* GOAL OF THE EXERCISE
Go through the entries below and retype them exactly, omitting each picture.

* INPUT DATA
###
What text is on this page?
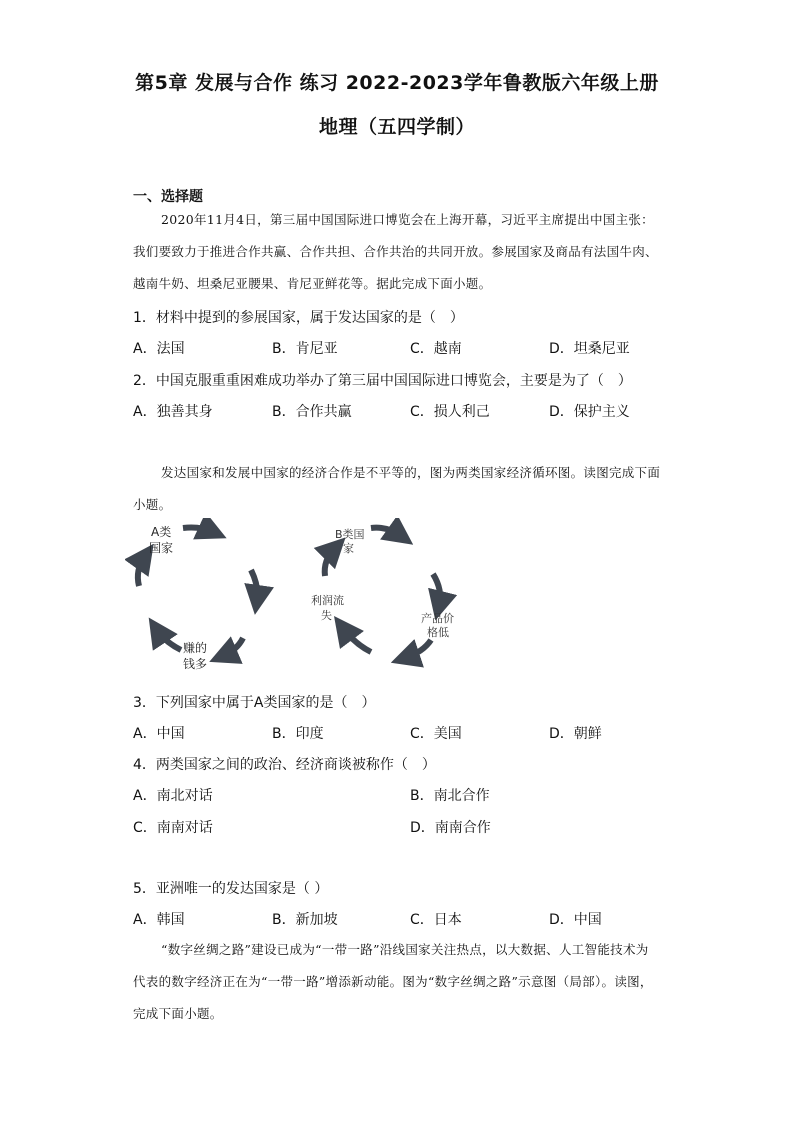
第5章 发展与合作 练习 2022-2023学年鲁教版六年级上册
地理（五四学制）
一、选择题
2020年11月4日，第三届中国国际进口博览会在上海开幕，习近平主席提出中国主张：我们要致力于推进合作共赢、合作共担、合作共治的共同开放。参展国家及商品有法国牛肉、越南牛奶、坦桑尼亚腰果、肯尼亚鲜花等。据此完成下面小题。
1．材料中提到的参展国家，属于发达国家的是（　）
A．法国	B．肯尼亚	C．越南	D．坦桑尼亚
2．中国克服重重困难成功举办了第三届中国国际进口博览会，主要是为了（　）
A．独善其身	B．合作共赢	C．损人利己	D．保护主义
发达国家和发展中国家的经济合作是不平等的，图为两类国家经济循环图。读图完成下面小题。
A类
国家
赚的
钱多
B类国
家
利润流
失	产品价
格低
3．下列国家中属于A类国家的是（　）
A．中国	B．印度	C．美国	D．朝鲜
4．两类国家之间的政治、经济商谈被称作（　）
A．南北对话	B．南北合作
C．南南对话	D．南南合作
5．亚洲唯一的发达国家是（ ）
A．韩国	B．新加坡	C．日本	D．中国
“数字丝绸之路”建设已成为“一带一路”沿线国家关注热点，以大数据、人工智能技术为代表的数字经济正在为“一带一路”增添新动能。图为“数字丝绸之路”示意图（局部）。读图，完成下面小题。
###
* EXPECTED ANSWER
What text is on this page?
第5章 发展与合作 练习 2022-2023学年鲁教版六年级上册
地理（五四学制）
一、选择题
2020年11月4日，第三届中国国际进口博览会在上海开幕，习近平主席提出中国主张：我们要致力于推进合作共赢、合作共担、合作共治的共同开放。参展国家及商品有法国牛肉、越南牛奶、坦桑尼亚腰果、肯尼亚鲜花等。据此完成下面小题。
1．材料中提到的参展国家，属于发达国家的是（　）
A．法国	B．肯尼亚	C．越南	D．坦桑尼亚
2．中国克服重重困难成功举办了第三届中国国际进口博览会，主要是为了（　）
A．独善其身	B．合作共赢	C．损人利己	D．保护主义
发达国家和发展中国家的经济合作是不平等的，图为两类国家经济循环图。读图完成下面小题。
A类
国家
赚的
钱多
B类国
家
利润流
失	产品价
格低
3．下列国家中属于A类国家的是（　）
A．中国	B．印度	C．美国	D．朝鲜
4．两类国家之间的政治、经济商谈被称作（　）
A．南北对话	B．南北合作
C．南南对话	D．南南合作
5．亚洲唯一的发达国家是（ ）
A．韩国	B．新加坡	C．日本	D．中国
“数字丝绸之路”建设已成为“一带一路”沿线国家关注热点，以大数据、人工智能技术为代表的数字经济正在为“一带一路”增添新动能。图为“数字丝绸之路”示意图（局部）。读图，完成下面小题。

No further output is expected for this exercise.